-- start of RECORDS SUPPLIED --
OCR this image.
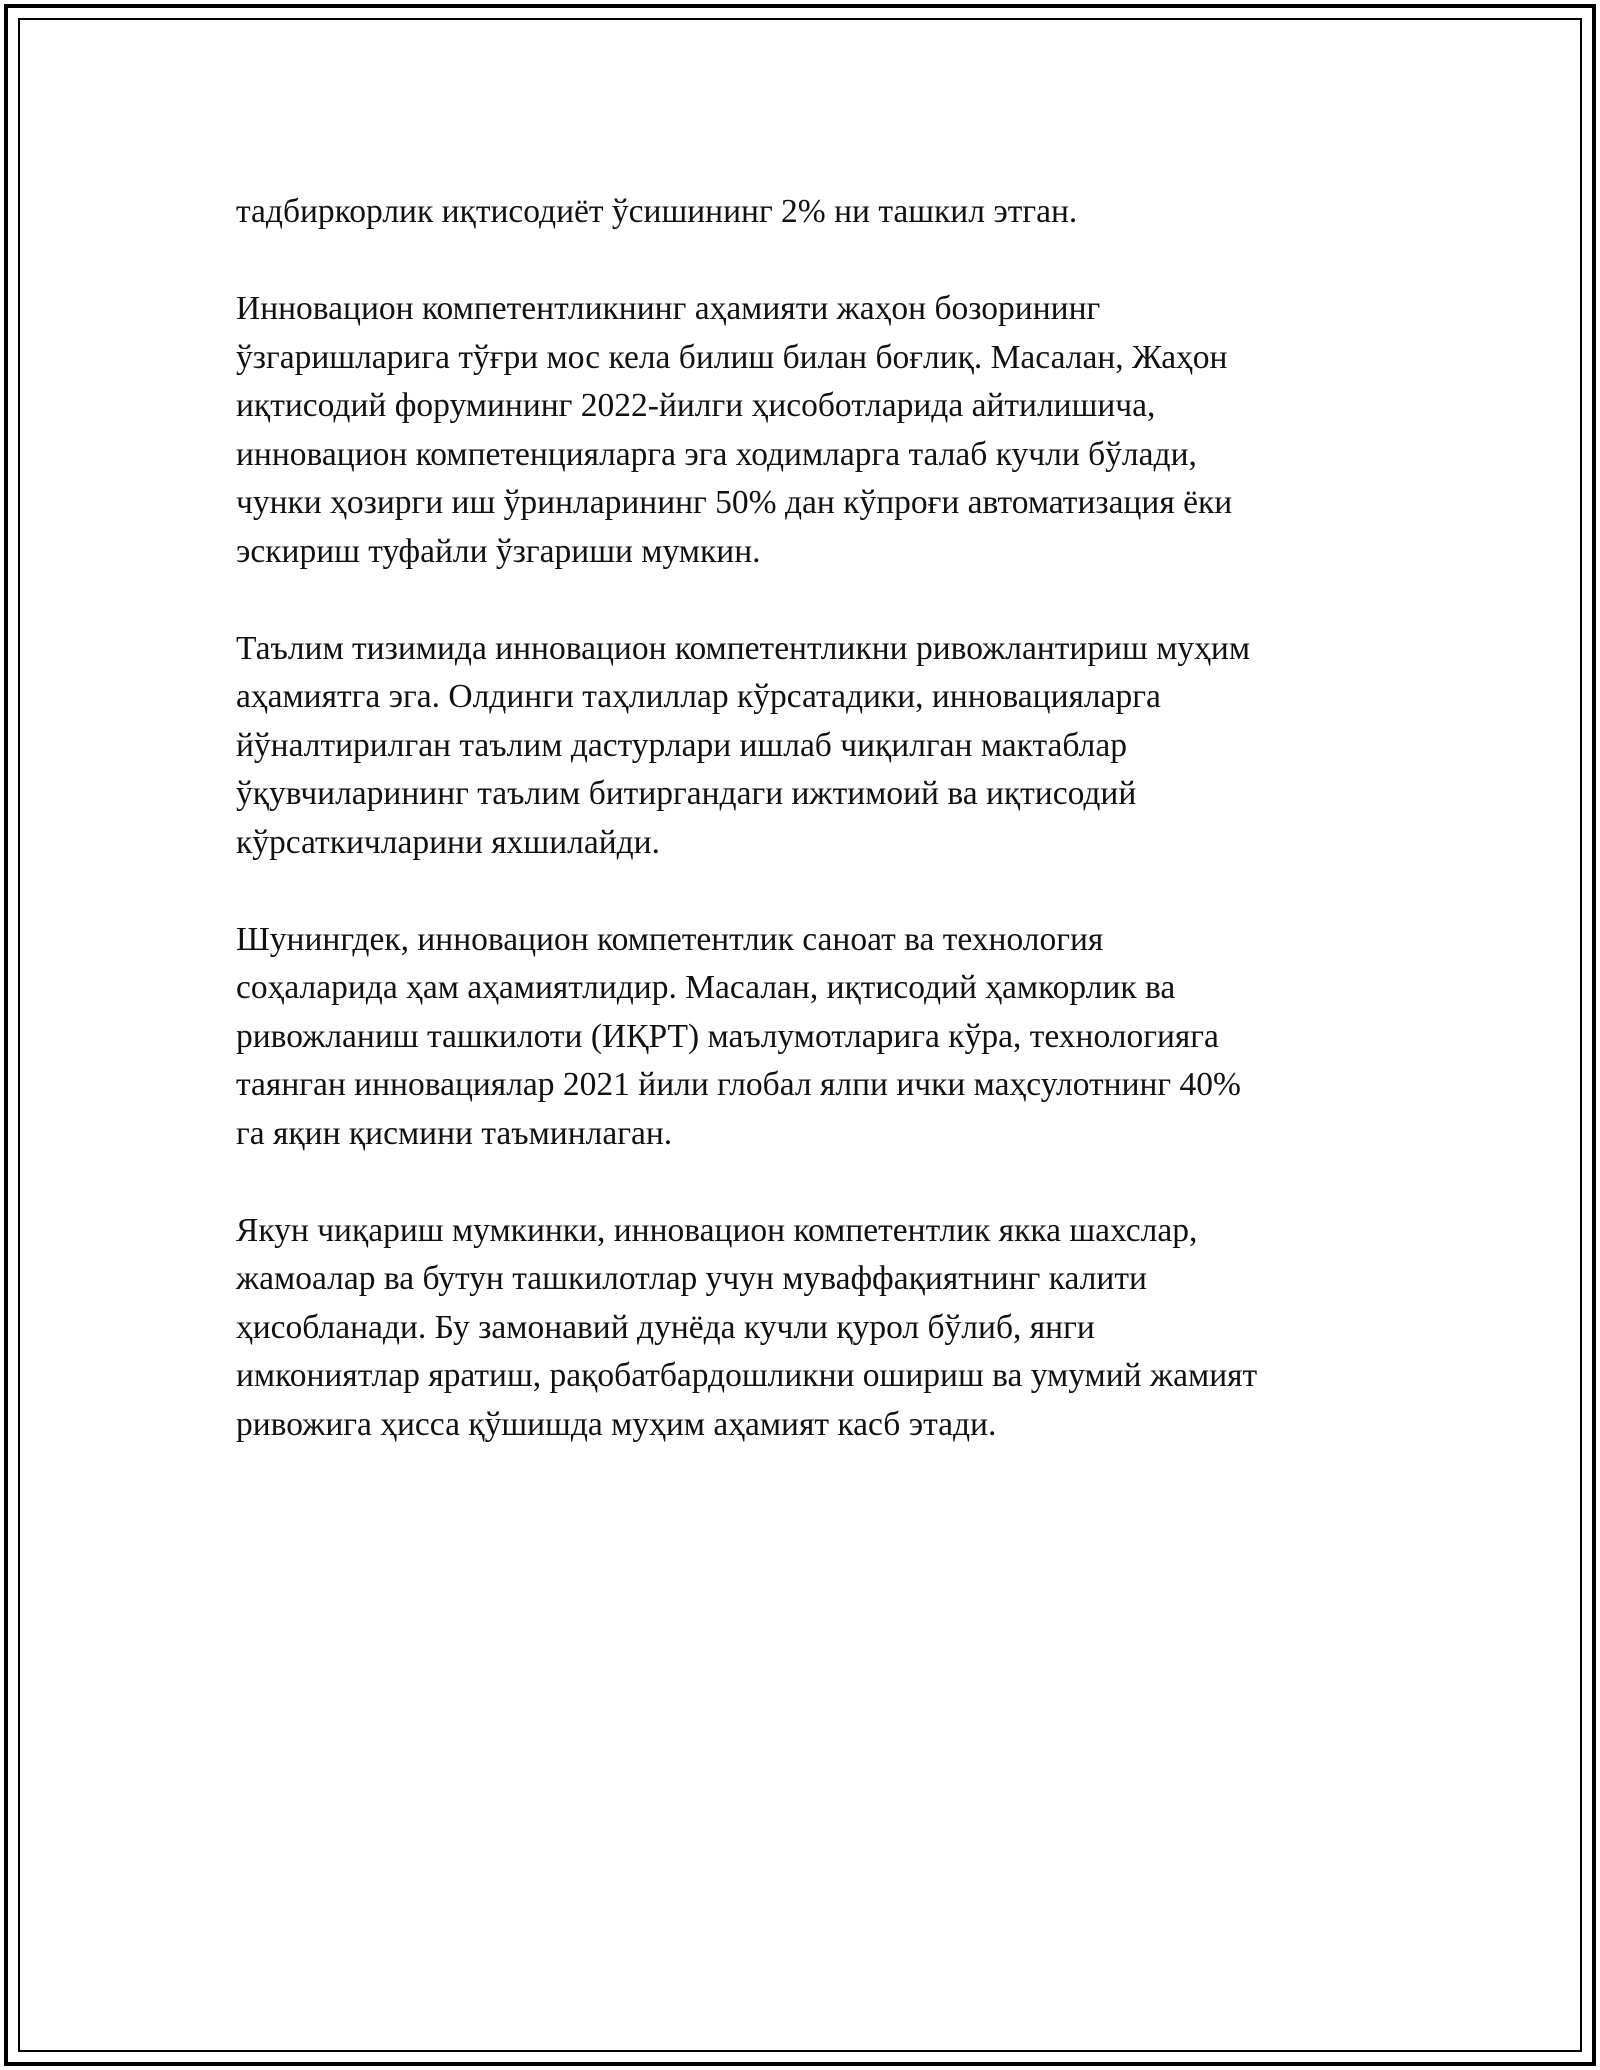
тадбиркорлик иқтисодиёт ўсишининг 2% ни ташкил этган.

Инновацион компетентликнинг аҳамияти жаҳон бозорининг
ўзгаришларига тўғри мос кела билиш билан боғлиқ. Масалан, Жаҳон
иқтисодий форумининг 2022-йилги ҳисоботларида айтилишича,
инновацион компетенцияларга эга ходимларга талаб кучли бўлади,
чунки ҳозирги иш ўринларининг 50% дан кўпроғи автоматизация ёки
эскириш туфайли ўзгариши мумкин.

Таълим тизимида инновацион компетентликни ривожлантириш муҳим
аҳамиятга эга. Олдинги таҳлиллар кўрсатадики, инновацияларга
йўналтирилган таълим дастурлари ишлаб чиқилган мактаблар
ўқувчиларининг таълим битиргандаги ижтимоий ва иқтисодий
кўрсаткичларини яхшилайди.

Шунингдек, инновацион компетентлик саноат ва технология
соҳаларида ҳам аҳамиятлидир. Масалан, иқтисодий ҳамкорлик ва
ривожланиш ташкилоти (ИҚРТ) маълумотларига кўра, технологияга
таянган инновациялар 2021 йили глобал ялпи ички маҳсулотнинг 40%
га яқин қисмини таъминлаган.

Якун чиқариш мумкинки, инновацион компетентлик якка шахслар,
жамоалар ва бутун ташкилотлар учун муваффақиятнинг калити
ҳисобланади. Бу замонавий дунёда кучли қурол бўлиб, янги
имкониятлар яратиш, рақобатбардошликни ошириш ва умумий жамият
ривожига ҳисса қўшишда муҳим аҳамият касб этади.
-- end of RECORDS SUPPLIED --
Every entry above should be duplicated exactly. Do not include the images.

■ FINISHED EXERCISE ■
OCR this image.
тадбиркорлик иқтисодиёт ўсишининг 2% ни ташкил этган.

Инновацион компетентликнинг аҳамияти жаҳон бозорининг
ўзгаришларига тўғри мос кела билиш билан боғлиқ. Масалан, Жаҳон
иқтисодий форумининг 2022-йилги ҳисоботларида айтилишича,
инновацион компетенцияларга эга ходимларга талаб кучли бўлади,
чунки ҳозирги иш ўринларининг 50% дан кўпроғи автоматизация ёки
эскириш туфайли ўзгариши мумкин.

Таълим тизимида инновацион компетентликни ривожлантириш муҳим
аҳамиятга эга. Олдинги таҳлиллар кўрсатадики, инновацияларга
йўналтирилган таълим дастурлари ишлаб чиқилган мактаблар
ўқувчиларининг таълим битиргандаги ижтимоий ва иқтисодий
кўрсаткичларини яхшилайди.

Шунингдек, инновацион компетентлик саноат ва технология
соҳаларида ҳам аҳамиятлидир. Масалан, иқтисодий ҳамкорлик ва
ривожланиш ташкилоти (ИҚРТ) маълумотларига кўра, технологияга
таянган инновациялар 2021 йили глобал ялпи ички маҳсулотнинг 40%
га яқин қисмини таъминлаган.

Якун чиқариш мумкинки, инновацион компетентлик якка шахслар,
жамоалар ва бутун ташкилотлар учун муваффақиятнинг калити
ҳисобланади. Бу замонавий дунёда кучли қурол бўлиб, янги
имкониятлар яратиш, рақобатбардошликни ошириш ва умумий жамият
ривожига ҳисса қўшишда муҳим аҳамият касб этади.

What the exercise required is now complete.